— Begin Data —

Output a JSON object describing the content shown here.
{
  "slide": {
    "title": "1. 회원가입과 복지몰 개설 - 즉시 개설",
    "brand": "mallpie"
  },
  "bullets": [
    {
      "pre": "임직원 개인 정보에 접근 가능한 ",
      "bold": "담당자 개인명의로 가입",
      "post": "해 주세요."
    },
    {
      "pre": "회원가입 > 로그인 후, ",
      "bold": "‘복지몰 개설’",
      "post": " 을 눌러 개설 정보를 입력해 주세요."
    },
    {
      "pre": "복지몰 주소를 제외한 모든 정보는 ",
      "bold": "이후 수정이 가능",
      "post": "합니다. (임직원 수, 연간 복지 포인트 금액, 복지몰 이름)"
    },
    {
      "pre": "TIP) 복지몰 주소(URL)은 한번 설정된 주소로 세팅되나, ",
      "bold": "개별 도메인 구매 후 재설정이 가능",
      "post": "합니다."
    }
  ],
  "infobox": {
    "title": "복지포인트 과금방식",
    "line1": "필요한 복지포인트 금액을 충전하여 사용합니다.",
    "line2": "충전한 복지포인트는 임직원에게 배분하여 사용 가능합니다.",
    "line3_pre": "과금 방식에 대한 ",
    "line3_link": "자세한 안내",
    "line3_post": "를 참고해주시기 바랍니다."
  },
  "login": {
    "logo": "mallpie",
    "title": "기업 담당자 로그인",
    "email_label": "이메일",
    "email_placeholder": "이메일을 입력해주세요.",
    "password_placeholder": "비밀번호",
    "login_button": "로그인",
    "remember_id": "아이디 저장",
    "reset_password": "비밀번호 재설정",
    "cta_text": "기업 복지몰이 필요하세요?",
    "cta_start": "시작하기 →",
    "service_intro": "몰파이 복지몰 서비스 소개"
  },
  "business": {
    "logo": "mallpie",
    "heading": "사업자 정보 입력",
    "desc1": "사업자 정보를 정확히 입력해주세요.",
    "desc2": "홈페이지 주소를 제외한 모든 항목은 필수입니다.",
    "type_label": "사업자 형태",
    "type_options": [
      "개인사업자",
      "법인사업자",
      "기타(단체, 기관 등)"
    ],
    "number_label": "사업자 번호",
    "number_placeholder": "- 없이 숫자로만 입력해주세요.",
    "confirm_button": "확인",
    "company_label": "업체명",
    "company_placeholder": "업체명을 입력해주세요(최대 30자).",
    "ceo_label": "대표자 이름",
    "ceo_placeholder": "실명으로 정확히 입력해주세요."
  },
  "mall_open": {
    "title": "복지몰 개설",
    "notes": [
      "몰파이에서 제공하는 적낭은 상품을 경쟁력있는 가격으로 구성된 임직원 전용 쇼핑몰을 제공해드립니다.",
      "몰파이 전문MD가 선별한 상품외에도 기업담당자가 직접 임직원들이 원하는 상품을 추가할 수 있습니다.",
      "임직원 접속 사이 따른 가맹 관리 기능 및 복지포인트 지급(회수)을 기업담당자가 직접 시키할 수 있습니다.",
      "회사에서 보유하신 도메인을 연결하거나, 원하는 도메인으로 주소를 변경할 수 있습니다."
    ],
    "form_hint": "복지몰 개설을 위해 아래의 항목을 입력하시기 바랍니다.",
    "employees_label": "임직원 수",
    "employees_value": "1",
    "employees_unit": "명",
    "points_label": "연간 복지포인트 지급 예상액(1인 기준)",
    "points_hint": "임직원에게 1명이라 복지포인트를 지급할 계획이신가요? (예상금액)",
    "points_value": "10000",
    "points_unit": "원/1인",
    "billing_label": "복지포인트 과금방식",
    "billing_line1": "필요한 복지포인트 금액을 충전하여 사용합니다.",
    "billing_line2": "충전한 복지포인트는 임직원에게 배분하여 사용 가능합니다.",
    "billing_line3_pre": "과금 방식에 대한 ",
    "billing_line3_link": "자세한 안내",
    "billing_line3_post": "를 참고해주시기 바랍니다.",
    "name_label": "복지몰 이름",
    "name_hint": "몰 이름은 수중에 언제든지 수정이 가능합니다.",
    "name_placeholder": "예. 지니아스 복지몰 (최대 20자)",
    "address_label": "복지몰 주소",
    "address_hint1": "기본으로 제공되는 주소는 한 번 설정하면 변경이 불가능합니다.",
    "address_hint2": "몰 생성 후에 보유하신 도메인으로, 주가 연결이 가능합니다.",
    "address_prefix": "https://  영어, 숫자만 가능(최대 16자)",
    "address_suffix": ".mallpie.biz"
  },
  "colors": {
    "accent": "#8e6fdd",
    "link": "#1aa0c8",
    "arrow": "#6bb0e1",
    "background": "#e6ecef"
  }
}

— End Data —

[What to work on]
Reproduce every entry shown above, precisely as it stands.

[Response to this task]
Output a JSON object describing the content shown here.
{
  "slide": {
    "title": "1. 회원가입과 복지몰 개설 - 즉시 개설",
    "brand": "mallpie"
  },
  "bullets": [
    {
      "pre": "임직원 개인 정보에 접근 가능한 ",
      "bold": "담당자 개인명의로 가입",
      "post": "해 주세요."
    },
    {
      "pre": "회원가입 > 로그인 후, ",
      "bold": "‘복지몰 개설’",
      "post": " 을 눌러 개설 정보를 입력해 주세요."
    },
    {
      "pre": "복지몰 주소를 제외한 모든 정보는 ",
      "bold": "이후 수정이 가능",
      "post": "합니다. (임직원 수, 연간 복지 포인트 금액, 복지몰 이름)"
    },
    {
      "pre": "TIP) 복지몰 주소(URL)은 한번 설정된 주소로 세팅되나, ",
      "bold": "개별 도메인 구매 후 재설정이 가능",
      "post": "합니다."
    }
  ],
  "infobox": {
    "title": "복지포인트 과금방식",
    "line1": "필요한 복지포인트 금액을 충전하여 사용합니다.",
    "line2": "충전한 복지포인트는 임직원에게 배분하여 사용 가능합니다.",
    "line3_pre": "과금 방식에 대한 ",
    "line3_link": "자세한 안내",
    "line3_post": "를 참고해주시기 바랍니다."
  },
  "login": {
    "logo": "mallpie",
    "title": "기업 담당자 로그인",
    "email_label": "이메일",
    "email_placeholder": "이메일을 입력해주세요.",
    "password_placeholder": "비밀번호",
    "login_button": "로그인",
    "remember_id": "아이디 저장",
    "reset_password": "비밀번호 재설정",
    "cta_text": "기업 복지몰이 필요하세요?",
    "cta_start": "시작하기 →",
    "service_intro": "몰파이 복지몰 서비스 소개"
  },
  "business": {
    "logo": "mallpie",
    "heading": "사업자 정보 입력",
    "desc1": "사업자 정보를 정확히 입력해주세요.",
    "desc2": "홈페이지 주소를 제외한 모든 항목은 필수입니다.",
    "type_label": "사업자 형태",
    "type_options": [
      "개인사업자",
      "법인사업자",
      "기타(단체, 기관 등)"
    ],
    "number_label": "사업자 번호",
    "number_placeholder": "- 없이 숫자로만 입력해주세요.",
    "confirm_button": "확인",
    "company_label": "업체명",
    "company_placeholder": "업체명을 입력해주세요(최대 30자).",
    "ceo_label": "대표자 이름",
    "ceo_placeholder": "실명으로 정확히 입력해주세요."
  },
  "mall_open": {
    "title": "복지몰 개설",
    "notes": [
      "몰파이에서 제공하는 적낭은 상품을 경쟁력있는 가격으로 구성된 임직원 전용 쇼핑몰을 제공해드립니다.",
      "몰파이 전문MD가 선별한 상품외에도 기업담당자가 직접 임직원들이 원하는 상품을 추가할 수 있습니다.",
      "임직원 접속 사이 따른 가맹 관리 기능 및 복지포인트 지급(회수)을 기업담당자가 직접 시키할 수 있습니다.",
      "회사에서 보유하신 도메인을 연결하거나, 원하는 도메인으로 주소를 변경할 수 있습니다."
    ],
    "form_hint": "복지몰 개설을 위해 아래의 항목을 입력하시기 바랍니다.",
    "employees_label": "임직원 수",
    "employees_value": "1",
    "employees_unit": "명",
    "points_label": "연간 복지포인트 지급 예상액(1인 기준)",
    "points_hint": "임직원에게 1명이라 복지포인트를 지급할 계획이신가요? (예상금액)",
    "points_value": "10000",
    "points_unit": "원/1인",
    "billing_label": "복지포인트 과금방식",
    "billing_line1": "필요한 복지포인트 금액을 충전하여 사용합니다.",
    "billing_line2": "충전한 복지포인트는 임직원에게 배분하여 사용 가능합니다.",
    "billing_line3_pre": "과금 방식에 대한 ",
    "billing_line3_link": "자세한 안내",
    "billing_line3_post": "를 참고해주시기 바랍니다.",
    "name_label": "복지몰 이름",
    "name_hint": "몰 이름은 수중에 언제든지 수정이 가능합니다.",
    "name_placeholder": "예. 지니아스 복지몰 (최대 20자)",
    "address_label": "복지몰 주소",
    "address_hint1": "기본으로 제공되는 주소는 한 번 설정하면 변경이 불가능합니다.",
    "address_hint2": "몰 생성 후에 보유하신 도메인으로, 주가 연결이 가능합니다.",
    "address_prefix": "https://  영어, 숫자만 가능(최대 16자)",
    "address_suffix": ".mallpie.biz"
  },
  "colors": {
    "accent": "#8e6fdd",
    "link": "#1aa0c8",
    "arrow": "#6bb0e1",
    "background": "#e6ecef"
  }
}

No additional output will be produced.